## Instruction
With the images removed, repeat the data below exactly.

Collection entries
______________________________

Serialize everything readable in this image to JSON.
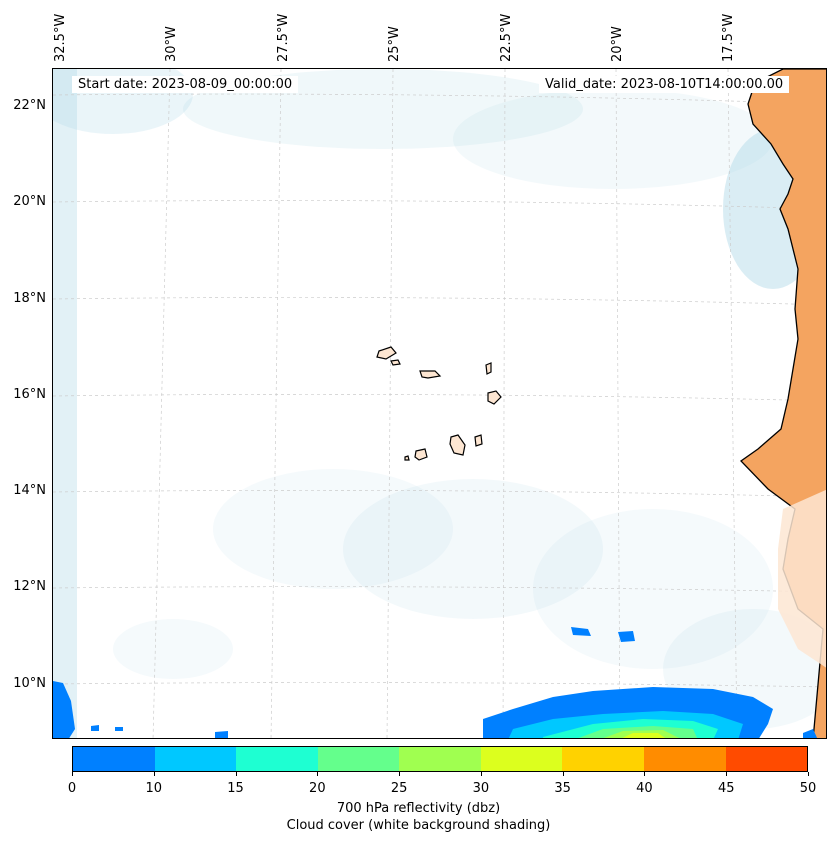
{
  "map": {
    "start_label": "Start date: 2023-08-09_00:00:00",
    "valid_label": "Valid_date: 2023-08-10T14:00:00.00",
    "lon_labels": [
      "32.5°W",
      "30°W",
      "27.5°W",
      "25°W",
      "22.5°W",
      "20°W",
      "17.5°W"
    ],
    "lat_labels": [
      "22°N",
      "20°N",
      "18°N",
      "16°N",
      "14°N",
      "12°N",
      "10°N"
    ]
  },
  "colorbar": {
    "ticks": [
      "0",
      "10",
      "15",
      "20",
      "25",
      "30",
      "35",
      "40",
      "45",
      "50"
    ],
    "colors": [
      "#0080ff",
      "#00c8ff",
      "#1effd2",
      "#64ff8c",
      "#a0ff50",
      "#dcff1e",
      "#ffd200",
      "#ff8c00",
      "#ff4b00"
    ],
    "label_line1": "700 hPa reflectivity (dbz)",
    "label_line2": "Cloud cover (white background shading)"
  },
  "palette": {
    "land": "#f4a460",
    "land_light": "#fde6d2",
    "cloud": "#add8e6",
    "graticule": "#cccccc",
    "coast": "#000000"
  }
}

______________________________

## Expected answer
Serialize everything readable in this image to JSON.
{
  "map": {
    "start_label": "Start date: 2023-08-09_00:00:00",
    "valid_label": "Valid_date: 2023-08-10T14:00:00.00",
    "lon_labels": [
      "32.5°W",
      "30°W",
      "27.5°W",
      "25°W",
      "22.5°W",
      "20°W",
      "17.5°W"
    ],
    "lat_labels": [
      "22°N",
      "20°N",
      "18°N",
      "16°N",
      "14°N",
      "12°N",
      "10°N"
    ]
  },
  "colorbar": {
    "ticks": [
      "0",
      "10",
      "15",
      "20",
      "25",
      "30",
      "35",
      "40",
      "45",
      "50"
    ],
    "colors": [
      "#0080ff",
      "#00c8ff",
      "#1effd2",
      "#64ff8c",
      "#a0ff50",
      "#dcff1e",
      "#ffd200",
      "#ff8c00",
      "#ff4b00"
    ],
    "label_line1": "700 hPa reflectivity (dbz)",
    "label_line2": "Cloud cover (white background shading)"
  },
  "palette": {
    "land": "#f4a460",
    "land_light": "#fde6d2",
    "cloud": "#add8e6",
    "graticule": "#cccccc",
    "coast": "#000000"
  }
}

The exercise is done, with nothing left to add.